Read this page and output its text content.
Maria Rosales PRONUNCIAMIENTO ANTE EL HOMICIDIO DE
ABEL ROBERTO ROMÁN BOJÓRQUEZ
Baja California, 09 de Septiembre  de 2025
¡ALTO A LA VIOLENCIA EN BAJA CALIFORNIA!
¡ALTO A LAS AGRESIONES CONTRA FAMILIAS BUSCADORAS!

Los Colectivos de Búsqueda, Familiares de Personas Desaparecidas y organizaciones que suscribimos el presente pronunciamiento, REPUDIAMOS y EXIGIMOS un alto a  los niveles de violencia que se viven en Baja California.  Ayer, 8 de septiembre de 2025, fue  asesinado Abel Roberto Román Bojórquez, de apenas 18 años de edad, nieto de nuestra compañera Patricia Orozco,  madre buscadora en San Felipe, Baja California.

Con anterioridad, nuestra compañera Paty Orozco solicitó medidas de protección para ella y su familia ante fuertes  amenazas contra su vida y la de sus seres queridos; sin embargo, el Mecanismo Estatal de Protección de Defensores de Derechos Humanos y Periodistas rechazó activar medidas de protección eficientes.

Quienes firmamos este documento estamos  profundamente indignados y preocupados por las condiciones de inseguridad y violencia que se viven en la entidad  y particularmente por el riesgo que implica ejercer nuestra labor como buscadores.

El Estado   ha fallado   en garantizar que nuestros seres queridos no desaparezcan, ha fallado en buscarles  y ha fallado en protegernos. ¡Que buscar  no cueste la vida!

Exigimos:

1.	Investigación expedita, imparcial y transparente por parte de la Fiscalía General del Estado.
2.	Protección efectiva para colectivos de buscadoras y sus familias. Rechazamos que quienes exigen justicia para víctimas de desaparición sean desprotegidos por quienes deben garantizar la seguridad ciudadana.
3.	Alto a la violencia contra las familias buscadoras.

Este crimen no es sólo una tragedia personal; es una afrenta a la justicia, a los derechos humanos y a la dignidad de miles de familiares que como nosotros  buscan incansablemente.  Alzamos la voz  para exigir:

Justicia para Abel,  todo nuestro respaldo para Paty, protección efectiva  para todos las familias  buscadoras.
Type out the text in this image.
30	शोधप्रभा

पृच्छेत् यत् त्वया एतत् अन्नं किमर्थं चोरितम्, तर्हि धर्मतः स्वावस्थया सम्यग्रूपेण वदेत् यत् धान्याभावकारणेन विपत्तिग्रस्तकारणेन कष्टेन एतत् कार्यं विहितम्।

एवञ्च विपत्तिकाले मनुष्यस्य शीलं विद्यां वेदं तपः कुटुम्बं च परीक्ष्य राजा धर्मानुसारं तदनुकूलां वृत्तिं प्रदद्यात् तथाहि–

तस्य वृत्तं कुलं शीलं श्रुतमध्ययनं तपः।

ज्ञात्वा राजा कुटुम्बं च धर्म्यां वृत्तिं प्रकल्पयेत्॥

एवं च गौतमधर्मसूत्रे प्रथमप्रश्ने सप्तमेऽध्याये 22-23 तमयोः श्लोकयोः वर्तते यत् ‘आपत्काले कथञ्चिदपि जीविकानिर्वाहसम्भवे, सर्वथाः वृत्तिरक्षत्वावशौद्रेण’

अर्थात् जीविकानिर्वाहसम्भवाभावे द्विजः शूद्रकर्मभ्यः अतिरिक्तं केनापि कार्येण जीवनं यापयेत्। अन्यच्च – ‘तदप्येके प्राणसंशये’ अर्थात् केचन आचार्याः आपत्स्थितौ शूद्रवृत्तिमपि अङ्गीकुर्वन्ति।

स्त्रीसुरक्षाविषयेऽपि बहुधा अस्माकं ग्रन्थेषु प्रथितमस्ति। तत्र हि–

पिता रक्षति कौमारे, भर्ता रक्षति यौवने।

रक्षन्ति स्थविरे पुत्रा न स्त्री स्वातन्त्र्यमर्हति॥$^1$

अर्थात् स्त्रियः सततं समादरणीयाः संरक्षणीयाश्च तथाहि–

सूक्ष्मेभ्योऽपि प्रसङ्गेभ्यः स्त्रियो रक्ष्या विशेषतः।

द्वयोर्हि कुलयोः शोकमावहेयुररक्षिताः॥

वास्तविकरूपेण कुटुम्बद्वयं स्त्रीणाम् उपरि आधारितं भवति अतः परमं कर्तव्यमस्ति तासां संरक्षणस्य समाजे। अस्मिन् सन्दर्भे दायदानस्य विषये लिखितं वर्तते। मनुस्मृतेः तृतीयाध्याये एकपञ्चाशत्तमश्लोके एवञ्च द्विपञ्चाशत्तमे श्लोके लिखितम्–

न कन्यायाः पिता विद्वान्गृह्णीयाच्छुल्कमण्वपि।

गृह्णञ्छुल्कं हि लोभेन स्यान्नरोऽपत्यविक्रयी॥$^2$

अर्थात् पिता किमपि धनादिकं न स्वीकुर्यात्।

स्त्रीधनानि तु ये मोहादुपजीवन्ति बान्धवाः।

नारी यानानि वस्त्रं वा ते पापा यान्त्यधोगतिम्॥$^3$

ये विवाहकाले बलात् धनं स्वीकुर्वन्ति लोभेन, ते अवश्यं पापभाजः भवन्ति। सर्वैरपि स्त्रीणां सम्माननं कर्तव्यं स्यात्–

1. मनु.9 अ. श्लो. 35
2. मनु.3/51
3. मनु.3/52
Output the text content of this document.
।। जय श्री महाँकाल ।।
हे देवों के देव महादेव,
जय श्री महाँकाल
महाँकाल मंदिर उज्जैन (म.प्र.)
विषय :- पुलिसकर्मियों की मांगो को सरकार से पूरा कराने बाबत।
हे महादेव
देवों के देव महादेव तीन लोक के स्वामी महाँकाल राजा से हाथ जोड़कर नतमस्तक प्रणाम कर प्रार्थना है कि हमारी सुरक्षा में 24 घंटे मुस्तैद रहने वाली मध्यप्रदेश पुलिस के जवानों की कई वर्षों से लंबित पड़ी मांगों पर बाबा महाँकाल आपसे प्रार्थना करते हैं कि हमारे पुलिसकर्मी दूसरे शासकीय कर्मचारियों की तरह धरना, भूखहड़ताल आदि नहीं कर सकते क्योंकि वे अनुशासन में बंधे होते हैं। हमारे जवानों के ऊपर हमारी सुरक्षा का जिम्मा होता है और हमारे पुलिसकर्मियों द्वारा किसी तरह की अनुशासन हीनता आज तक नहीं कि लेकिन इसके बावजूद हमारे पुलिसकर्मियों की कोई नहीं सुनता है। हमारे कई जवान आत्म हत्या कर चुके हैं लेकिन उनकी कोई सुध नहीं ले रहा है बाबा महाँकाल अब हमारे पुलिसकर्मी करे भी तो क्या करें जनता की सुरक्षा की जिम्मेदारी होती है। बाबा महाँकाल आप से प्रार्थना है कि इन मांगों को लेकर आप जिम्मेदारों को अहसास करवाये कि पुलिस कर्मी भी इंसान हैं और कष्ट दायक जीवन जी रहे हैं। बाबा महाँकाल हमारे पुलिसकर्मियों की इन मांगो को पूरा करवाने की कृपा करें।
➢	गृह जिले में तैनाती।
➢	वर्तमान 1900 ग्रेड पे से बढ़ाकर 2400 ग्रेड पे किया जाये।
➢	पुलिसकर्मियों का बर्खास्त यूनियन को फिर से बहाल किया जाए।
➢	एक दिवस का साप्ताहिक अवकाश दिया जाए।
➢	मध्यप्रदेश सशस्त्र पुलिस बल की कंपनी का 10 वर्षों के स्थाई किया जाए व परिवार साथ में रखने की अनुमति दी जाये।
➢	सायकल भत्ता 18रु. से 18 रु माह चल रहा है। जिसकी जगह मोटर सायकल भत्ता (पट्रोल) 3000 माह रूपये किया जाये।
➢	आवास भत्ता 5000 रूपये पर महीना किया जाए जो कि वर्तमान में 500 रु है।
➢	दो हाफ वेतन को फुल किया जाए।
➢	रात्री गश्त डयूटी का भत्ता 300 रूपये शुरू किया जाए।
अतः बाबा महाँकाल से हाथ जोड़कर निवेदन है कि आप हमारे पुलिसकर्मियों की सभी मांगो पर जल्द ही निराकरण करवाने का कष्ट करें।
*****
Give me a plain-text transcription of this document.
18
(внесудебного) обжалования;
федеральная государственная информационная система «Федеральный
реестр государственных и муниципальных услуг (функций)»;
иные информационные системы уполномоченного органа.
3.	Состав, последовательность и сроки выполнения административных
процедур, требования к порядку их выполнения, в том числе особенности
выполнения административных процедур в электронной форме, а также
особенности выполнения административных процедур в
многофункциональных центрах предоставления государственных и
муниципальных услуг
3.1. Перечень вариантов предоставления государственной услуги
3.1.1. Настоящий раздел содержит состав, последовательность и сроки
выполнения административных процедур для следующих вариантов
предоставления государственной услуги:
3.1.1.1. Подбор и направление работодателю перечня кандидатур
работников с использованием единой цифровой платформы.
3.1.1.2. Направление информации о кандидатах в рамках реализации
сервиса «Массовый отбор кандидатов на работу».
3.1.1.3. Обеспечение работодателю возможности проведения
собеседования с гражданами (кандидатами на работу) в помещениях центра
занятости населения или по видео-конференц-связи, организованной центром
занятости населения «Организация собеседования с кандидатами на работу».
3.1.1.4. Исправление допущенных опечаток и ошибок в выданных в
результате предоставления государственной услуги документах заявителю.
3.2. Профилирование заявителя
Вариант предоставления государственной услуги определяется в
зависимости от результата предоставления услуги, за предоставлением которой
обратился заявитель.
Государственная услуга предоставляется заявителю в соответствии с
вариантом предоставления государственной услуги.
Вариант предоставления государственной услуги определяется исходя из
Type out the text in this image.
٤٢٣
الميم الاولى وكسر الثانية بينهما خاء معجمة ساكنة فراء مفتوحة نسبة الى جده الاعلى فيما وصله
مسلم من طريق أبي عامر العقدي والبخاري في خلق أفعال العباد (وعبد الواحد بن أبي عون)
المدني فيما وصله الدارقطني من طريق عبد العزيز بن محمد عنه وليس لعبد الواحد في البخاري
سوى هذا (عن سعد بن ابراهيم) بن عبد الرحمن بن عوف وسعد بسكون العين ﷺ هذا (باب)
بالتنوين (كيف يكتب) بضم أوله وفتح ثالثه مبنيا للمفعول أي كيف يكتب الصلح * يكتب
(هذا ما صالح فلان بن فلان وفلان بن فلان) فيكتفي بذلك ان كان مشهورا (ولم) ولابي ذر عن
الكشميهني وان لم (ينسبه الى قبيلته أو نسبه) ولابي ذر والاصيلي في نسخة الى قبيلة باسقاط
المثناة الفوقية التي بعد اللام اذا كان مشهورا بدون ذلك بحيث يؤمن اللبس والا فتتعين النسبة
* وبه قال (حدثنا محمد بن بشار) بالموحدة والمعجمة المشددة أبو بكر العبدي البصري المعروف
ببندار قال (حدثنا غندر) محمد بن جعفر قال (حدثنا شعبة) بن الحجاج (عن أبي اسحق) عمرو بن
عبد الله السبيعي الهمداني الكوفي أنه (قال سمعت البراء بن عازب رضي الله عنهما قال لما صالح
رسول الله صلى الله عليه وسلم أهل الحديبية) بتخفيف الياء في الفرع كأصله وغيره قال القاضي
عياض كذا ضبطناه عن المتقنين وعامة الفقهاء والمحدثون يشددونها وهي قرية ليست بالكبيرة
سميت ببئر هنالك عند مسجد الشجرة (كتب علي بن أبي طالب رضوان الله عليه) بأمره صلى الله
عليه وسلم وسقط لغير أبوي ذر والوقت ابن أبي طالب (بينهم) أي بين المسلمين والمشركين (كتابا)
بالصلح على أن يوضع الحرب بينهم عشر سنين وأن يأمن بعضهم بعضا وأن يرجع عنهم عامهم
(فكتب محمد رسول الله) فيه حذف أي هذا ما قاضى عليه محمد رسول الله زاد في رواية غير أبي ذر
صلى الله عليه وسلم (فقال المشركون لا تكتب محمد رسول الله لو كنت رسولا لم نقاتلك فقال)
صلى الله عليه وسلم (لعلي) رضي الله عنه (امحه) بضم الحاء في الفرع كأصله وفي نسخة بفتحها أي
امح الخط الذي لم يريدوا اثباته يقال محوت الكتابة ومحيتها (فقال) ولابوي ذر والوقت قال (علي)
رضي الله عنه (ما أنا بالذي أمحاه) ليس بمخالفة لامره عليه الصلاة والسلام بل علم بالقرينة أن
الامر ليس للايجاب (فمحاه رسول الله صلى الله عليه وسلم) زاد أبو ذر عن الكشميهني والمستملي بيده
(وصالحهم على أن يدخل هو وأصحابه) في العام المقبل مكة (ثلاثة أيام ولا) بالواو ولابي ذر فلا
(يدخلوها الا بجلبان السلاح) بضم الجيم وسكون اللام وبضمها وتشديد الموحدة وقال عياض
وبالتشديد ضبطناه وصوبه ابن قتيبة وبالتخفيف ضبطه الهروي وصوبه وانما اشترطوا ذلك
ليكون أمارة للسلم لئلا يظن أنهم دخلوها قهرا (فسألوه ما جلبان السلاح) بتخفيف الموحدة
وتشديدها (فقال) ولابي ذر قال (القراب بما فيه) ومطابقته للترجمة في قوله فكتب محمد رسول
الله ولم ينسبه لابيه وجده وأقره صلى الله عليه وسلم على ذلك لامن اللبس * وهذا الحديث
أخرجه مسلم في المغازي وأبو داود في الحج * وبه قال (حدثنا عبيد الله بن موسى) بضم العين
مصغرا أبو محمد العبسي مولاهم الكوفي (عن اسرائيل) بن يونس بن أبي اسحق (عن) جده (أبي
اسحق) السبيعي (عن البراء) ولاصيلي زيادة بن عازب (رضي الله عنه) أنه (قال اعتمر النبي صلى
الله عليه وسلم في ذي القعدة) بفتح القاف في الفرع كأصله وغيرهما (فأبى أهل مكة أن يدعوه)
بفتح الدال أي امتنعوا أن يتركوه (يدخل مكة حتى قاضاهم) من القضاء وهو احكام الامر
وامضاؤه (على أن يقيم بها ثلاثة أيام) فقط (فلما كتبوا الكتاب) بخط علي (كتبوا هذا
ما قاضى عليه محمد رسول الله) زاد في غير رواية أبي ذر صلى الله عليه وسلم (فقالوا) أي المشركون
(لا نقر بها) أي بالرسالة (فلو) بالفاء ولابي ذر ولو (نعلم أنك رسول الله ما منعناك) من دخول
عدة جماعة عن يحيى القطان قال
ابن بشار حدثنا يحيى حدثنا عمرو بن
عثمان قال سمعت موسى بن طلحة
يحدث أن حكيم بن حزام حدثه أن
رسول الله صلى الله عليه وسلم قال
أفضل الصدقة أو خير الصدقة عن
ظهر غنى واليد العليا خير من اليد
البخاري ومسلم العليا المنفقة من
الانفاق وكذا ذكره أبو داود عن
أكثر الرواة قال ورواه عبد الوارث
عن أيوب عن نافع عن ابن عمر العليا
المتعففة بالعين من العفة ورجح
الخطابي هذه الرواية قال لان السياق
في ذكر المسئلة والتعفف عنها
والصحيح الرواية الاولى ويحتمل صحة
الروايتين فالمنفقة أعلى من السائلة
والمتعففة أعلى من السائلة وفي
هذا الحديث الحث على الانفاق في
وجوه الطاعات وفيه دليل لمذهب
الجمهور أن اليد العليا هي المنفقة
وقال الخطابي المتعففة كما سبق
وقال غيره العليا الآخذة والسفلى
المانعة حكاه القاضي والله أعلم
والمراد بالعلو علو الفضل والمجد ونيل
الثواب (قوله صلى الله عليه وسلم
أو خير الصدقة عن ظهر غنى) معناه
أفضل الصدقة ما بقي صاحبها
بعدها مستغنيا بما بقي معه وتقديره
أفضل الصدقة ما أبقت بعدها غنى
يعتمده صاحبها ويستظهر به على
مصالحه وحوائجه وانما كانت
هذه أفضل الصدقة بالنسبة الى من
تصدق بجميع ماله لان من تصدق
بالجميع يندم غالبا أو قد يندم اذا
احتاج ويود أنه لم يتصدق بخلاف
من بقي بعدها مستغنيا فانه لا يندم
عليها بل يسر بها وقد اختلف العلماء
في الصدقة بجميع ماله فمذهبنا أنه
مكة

################

What you will do: Gather up every line in the data above that contains the word "بشار", copying each one.

Solved exercise:
* وبه قال (حدثنا محمد بن بشار) بالموحدة والمعجمة المشددة أبو بكر العبدي البصري المعروف
ابن بشار حدثنا يحيى حدثنا عمرو بن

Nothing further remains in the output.